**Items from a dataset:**
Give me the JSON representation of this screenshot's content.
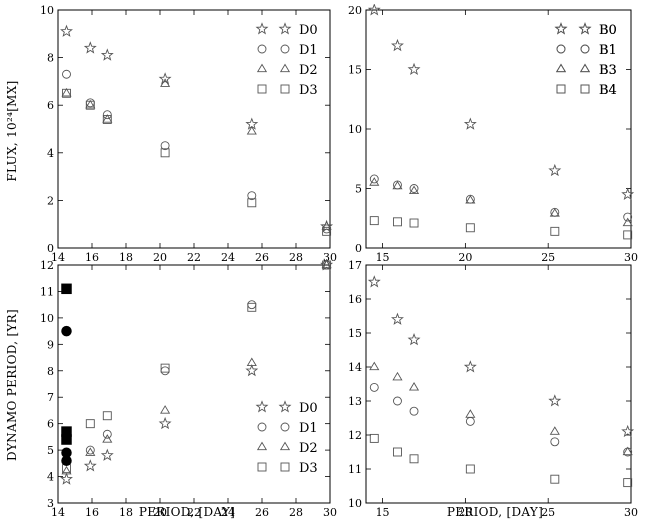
{
  "figure": {
    "ylabel_top": "FLUX, 10²⁴[MX]",
    "ylabel_bottom": "DYNAMO PERIOD, [YR]",
    "xlabel": "PERIOD, [DAY]"
  },
  "chart_data": [
    {
      "type": "scatter",
      "panel": "top-left",
      "title": "",
      "xlabel": "",
      "ylabel": "FLUX, 10²⁴[MX]",
      "xlim": [
        14,
        30
      ],
      "ylim": [
        0,
        10
      ],
      "xticks": [
        "14",
        "16",
        "18",
        "20",
        "22",
        "24",
        "26",
        "28",
        "30"
      ],
      "yticks": [
        "0",
        "2",
        "4",
        "6",
        "8",
        "10"
      ],
      "grid": false,
      "legend": "top-right",
      "series": [
        {
          "name": "D0",
          "marker": "star",
          "x": [
            14.5,
            15.9,
            16.9,
            20.3,
            25.4,
            29.8
          ],
          "y": [
            9.1,
            8.4,
            8.1,
            7.1,
            5.2,
            0.9
          ]
        },
        {
          "name": "D1",
          "marker": "circle",
          "x": [
            14.5,
            15.9,
            16.9,
            20.3,
            25.4,
            29.8
          ],
          "y": [
            7.3,
            6.1,
            5.6,
            4.3,
            2.2,
            0.8
          ]
        },
        {
          "name": "D2",
          "marker": "triangle",
          "x": [
            14.5,
            15.9,
            16.9,
            20.3,
            25.4,
            29.8
          ],
          "y": [
            6.5,
            6.0,
            5.4,
            6.9,
            4.9,
            0.9
          ]
        },
        {
          "name": "D3",
          "marker": "square",
          "x": [
            14.5,
            15.9,
            16.9,
            20.3,
            25.4,
            29.8
          ],
          "y": [
            6.5,
            6.0,
            5.4,
            4.0,
            1.9,
            0.7
          ]
        }
      ]
    },
    {
      "type": "scatter",
      "panel": "top-right",
      "title": "",
      "xlabel": "",
      "ylabel": "",
      "xlim": [
        14,
        30
      ],
      "ylim": [
        0,
        20
      ],
      "xticks": [
        "15",
        "20",
        "25",
        "30"
      ],
      "yticks": [
        "0",
        "5",
        "10",
        "15",
        "20"
      ],
      "grid": false,
      "legend": "top-right",
      "series": [
        {
          "name": "B0",
          "marker": "star",
          "x": [
            14.5,
            15.9,
            16.9,
            20.3,
            25.4,
            29.8
          ],
          "y": [
            20.0,
            17.0,
            15.0,
            10.4,
            6.5,
            4.5
          ]
        },
        {
          "name": "B1",
          "marker": "circle",
          "x": [
            14.5,
            15.9,
            16.9,
            20.3,
            25.4,
            29.8
          ],
          "y": [
            5.8,
            5.3,
            5.0,
            4.1,
            3.0,
            2.6
          ]
        },
        {
          "name": "B3",
          "marker": "triangle",
          "x": [
            14.5,
            15.9,
            16.9,
            20.3,
            25.4,
            29.8
          ],
          "y": [
            5.5,
            5.2,
            4.8,
            4.0,
            2.9,
            2.1
          ]
        },
        {
          "name": "B4",
          "marker": "square",
          "x": [
            14.5,
            15.9,
            16.9,
            20.3,
            25.4,
            29.8
          ],
          "y": [
            2.3,
            2.2,
            2.1,
            1.7,
            1.4,
            1.1
          ]
        }
      ]
    },
    {
      "type": "scatter",
      "panel": "bottom-left",
      "title": "",
      "xlabel": "PERIOD, [DAY]",
      "ylabel": "DYNAMO PERIOD, [YR]",
      "xlim": [
        14,
        30
      ],
      "ylim": [
        3,
        12
      ],
      "xticks": [
        "14",
        "16",
        "18",
        "20",
        "22",
        "24",
        "26",
        "28",
        "30"
      ],
      "yticks": [
        "3",
        "4",
        "5",
        "6",
        "7",
        "8",
        "9",
        "10",
        "11",
        "12"
      ],
      "grid": false,
      "legend": "bottom-right",
      "series": [
        {
          "name": "D0",
          "marker": "star",
          "x": [
            14.5,
            15.9,
            16.9,
            20.3,
            25.4,
            29.8
          ],
          "y": [
            3.9,
            4.4,
            4.8,
            6.0,
            8.0,
            12.0
          ]
        },
        {
          "name": "D1",
          "marker": "circle",
          "x": [
            14.5,
            15.9,
            16.9,
            20.3,
            25.4,
            29.8
          ],
          "y": [
            4.6,
            5.0,
            5.6,
            8.0,
            10.5,
            12.0
          ]
        },
        {
          "name": "D2",
          "marker": "triangle",
          "x": [
            14.5,
            15.9,
            16.9,
            20.3,
            25.4,
            29.8
          ],
          "y": [
            4.2,
            4.9,
            5.4,
            6.5,
            8.3,
            12.0
          ]
        },
        {
          "name": "D3",
          "marker": "square",
          "x": [
            14.5,
            15.9,
            16.9,
            20.3,
            25.4,
            29.8
          ],
          "y": [
            4.3,
            6.0,
            6.3,
            8.1,
            10.4,
            12.0
          ]
        }
      ],
      "filled_points": [
        {
          "marker": "square",
          "x": 14.5,
          "y": 11.1
        },
        {
          "marker": "circle",
          "x": 14.5,
          "y": 9.5
        },
        {
          "marker": "square",
          "x": 14.5,
          "y": 5.7
        },
        {
          "marker": "square",
          "x": 14.5,
          "y": 5.4
        },
        {
          "marker": "circle",
          "x": 14.5,
          "y": 4.9
        },
        {
          "marker": "circle",
          "x": 14.5,
          "y": 4.6
        }
      ]
    },
    {
      "type": "scatter",
      "panel": "bottom-right",
      "title": "",
      "xlabel": "PERIOD, [DAY]",
      "ylabel": "",
      "xlim": [
        14,
        30
      ],
      "ylim": [
        10,
        17
      ],
      "xticks": [
        "15",
        "20",
        "25",
        "30"
      ],
      "yticks": [
        "10",
        "11",
        "12",
        "13",
        "14",
        "15",
        "16",
        "17"
      ],
      "grid": false,
      "legend": "top-right",
      "series": [
        {
          "name": "B0",
          "marker": "star",
          "x": [
            14.5,
            15.9,
            16.9,
            20.3,
            25.4,
            29.8
          ],
          "y": [
            16.5,
            15.4,
            14.8,
            14.0,
            13.0,
            12.1
          ]
        },
        {
          "name": "B1",
          "marker": "circle",
          "x": [
            14.5,
            15.9,
            16.9,
            20.3,
            25.4,
            29.8
          ],
          "y": [
            13.4,
            13.0,
            12.7,
            12.4,
            11.8,
            11.5
          ]
        },
        {
          "name": "B3",
          "marker": "triangle",
          "x": [
            14.5,
            15.9,
            16.9,
            20.3,
            25.4,
            29.8
          ],
          "y": [
            14.0,
            13.7,
            13.4,
            12.6,
            12.1,
            11.5
          ]
        },
        {
          "name": "B4",
          "marker": "square",
          "x": [
            14.5,
            15.9,
            16.9,
            20.3,
            25.4,
            29.8
          ],
          "y": [
            11.9,
            11.5,
            11.3,
            11.0,
            10.7,
            10.6
          ]
        }
      ]
    }
  ]
}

**EXERCISE DETAILS:** Quote the entries in full. Any image among them is to be omitted from the copy.

**ANSWER TO THE PROBLEM:**
Give me the JSON representation of this screenshot's content.
{
  "figure": {
    "ylabel_top": "FLUX, 10²⁴[MX]",
    "ylabel_bottom": "DYNAMO PERIOD, [YR]",
    "xlabel": "PERIOD, [DAY]"
  },
  "chart_data": [
    {
      "type": "scatter",
      "panel": "top-left",
      "title": "",
      "xlabel": "",
      "ylabel": "FLUX, 10²⁴[MX]",
      "xlim": [
        14,
        30
      ],
      "ylim": [
        0,
        10
      ],
      "xticks": [
        "14",
        "16",
        "18",
        "20",
        "22",
        "24",
        "26",
        "28",
        "30"
      ],
      "yticks": [
        "0",
        "2",
        "4",
        "6",
        "8",
        "10"
      ],
      "grid": false,
      "legend": "top-right",
      "series": [
        {
          "name": "D0",
          "marker": "star",
          "x": [
            14.5,
            15.9,
            16.9,
            20.3,
            25.4,
            29.8
          ],
          "y": [
            9.1,
            8.4,
            8.1,
            7.1,
            5.2,
            0.9
          ]
        },
        {
          "name": "D1",
          "marker": "circle",
          "x": [
            14.5,
            15.9,
            16.9,
            20.3,
            25.4,
            29.8
          ],
          "y": [
            7.3,
            6.1,
            5.6,
            4.3,
            2.2,
            0.8
          ]
        },
        {
          "name": "D2",
          "marker": "triangle",
          "x": [
            14.5,
            15.9,
            16.9,
            20.3,
            25.4,
            29.8
          ],
          "y": [
            6.5,
            6.0,
            5.4,
            6.9,
            4.9,
            0.9
          ]
        },
        {
          "name": "D3",
          "marker": "square",
          "x": [
            14.5,
            15.9,
            16.9,
            20.3,
            25.4,
            29.8
          ],
          "y": [
            6.5,
            6.0,
            5.4,
            4.0,
            1.9,
            0.7
          ]
        }
      ]
    },
    {
      "type": "scatter",
      "panel": "top-right",
      "title": "",
      "xlabel": "",
      "ylabel": "",
      "xlim": [
        14,
        30
      ],
      "ylim": [
        0,
        20
      ],
      "xticks": [
        "15",
        "20",
        "25",
        "30"
      ],
      "yticks": [
        "0",
        "5",
        "10",
        "15",
        "20"
      ],
      "grid": false,
      "legend": "top-right",
      "series": [
        {
          "name": "B0",
          "marker": "star",
          "x": [
            14.5,
            15.9,
            16.9,
            20.3,
            25.4,
            29.8
          ],
          "y": [
            20.0,
            17.0,
            15.0,
            10.4,
            6.5,
            4.5
          ]
        },
        {
          "name": "B1",
          "marker": "circle",
          "x": [
            14.5,
            15.9,
            16.9,
            20.3,
            25.4,
            29.8
          ],
          "y": [
            5.8,
            5.3,
            5.0,
            4.1,
            3.0,
            2.6
          ]
        },
        {
          "name": "B3",
          "marker": "triangle",
          "x": [
            14.5,
            15.9,
            16.9,
            20.3,
            25.4,
            29.8
          ],
          "y": [
            5.5,
            5.2,
            4.8,
            4.0,
            2.9,
            2.1
          ]
        },
        {
          "name": "B4",
          "marker": "square",
          "x": [
            14.5,
            15.9,
            16.9,
            20.3,
            25.4,
            29.8
          ],
          "y": [
            2.3,
            2.2,
            2.1,
            1.7,
            1.4,
            1.1
          ]
        }
      ]
    },
    {
      "type": "scatter",
      "panel": "bottom-left",
      "title": "",
      "xlabel": "PERIOD, [DAY]",
      "ylabel": "DYNAMO PERIOD, [YR]",
      "xlim": [
        14,
        30
      ],
      "ylim": [
        3,
        12
      ],
      "xticks": [
        "14",
        "16",
        "18",
        "20",
        "22",
        "24",
        "26",
        "28",
        "30"
      ],
      "yticks": [
        "3",
        "4",
        "5",
        "6",
        "7",
        "8",
        "9",
        "10",
        "11",
        "12"
      ],
      "grid": false,
      "legend": "bottom-right",
      "series": [
        {
          "name": "D0",
          "marker": "star",
          "x": [
            14.5,
            15.9,
            16.9,
            20.3,
            25.4,
            29.8
          ],
          "y": [
            3.9,
            4.4,
            4.8,
            6.0,
            8.0,
            12.0
          ]
        },
        {
          "name": "D1",
          "marker": "circle",
          "x": [
            14.5,
            15.9,
            16.9,
            20.3,
            25.4,
            29.8
          ],
          "y": [
            4.6,
            5.0,
            5.6,
            8.0,
            10.5,
            12.0
          ]
        },
        {
          "name": "D2",
          "marker": "triangle",
          "x": [
            14.5,
            15.9,
            16.9,
            20.3,
            25.4,
            29.8
          ],
          "y": [
            4.2,
            4.9,
            5.4,
            6.5,
            8.3,
            12.0
          ]
        },
        {
          "name": "D3",
          "marker": "square",
          "x": [
            14.5,
            15.9,
            16.9,
            20.3,
            25.4,
            29.8
          ],
          "y": [
            4.3,
            6.0,
            6.3,
            8.1,
            10.4,
            12.0
          ]
        }
      ],
      "filled_points": [
        {
          "marker": "square",
          "x": 14.5,
          "y": 11.1
        },
        {
          "marker": "circle",
          "x": 14.5,
          "y": 9.5
        },
        {
          "marker": "square",
          "x": 14.5,
          "y": 5.7
        },
        {
          "marker": "square",
          "x": 14.5,
          "y": 5.4
        },
        {
          "marker": "circle",
          "x": 14.5,
          "y": 4.9
        },
        {
          "marker": "circle",
          "x": 14.5,
          "y": 4.6
        }
      ]
    },
    {
      "type": "scatter",
      "panel": "bottom-right",
      "title": "",
      "xlabel": "PERIOD, [DAY]",
      "ylabel": "",
      "xlim": [
        14,
        30
      ],
      "ylim": [
        10,
        17
      ],
      "xticks": [
        "15",
        "20",
        "25",
        "30"
      ],
      "yticks": [
        "10",
        "11",
        "12",
        "13",
        "14",
        "15",
        "16",
        "17"
      ],
      "grid": false,
      "legend": "top-right",
      "series": [
        {
          "name": "B0",
          "marker": "star",
          "x": [
            14.5,
            15.9,
            16.9,
            20.3,
            25.4,
            29.8
          ],
          "y": [
            16.5,
            15.4,
            14.8,
            14.0,
            13.0,
            12.1
          ]
        },
        {
          "name": "B1",
          "marker": "circle",
          "x": [
            14.5,
            15.9,
            16.9,
            20.3,
            25.4,
            29.8
          ],
          "y": [
            13.4,
            13.0,
            12.7,
            12.4,
            11.8,
            11.5
          ]
        },
        {
          "name": "B3",
          "marker": "triangle",
          "x": [
            14.5,
            15.9,
            16.9,
            20.3,
            25.4,
            29.8
          ],
          "y": [
            14.0,
            13.7,
            13.4,
            12.6,
            12.1,
            11.5
          ]
        },
        {
          "name": "B4",
          "marker": "square",
          "x": [
            14.5,
            15.9,
            16.9,
            20.3,
            25.4,
            29.8
          ],
          "y": [
            11.9,
            11.5,
            11.3,
            11.0,
            10.7,
            10.6
          ]
        }
      ]
    }
  ]
}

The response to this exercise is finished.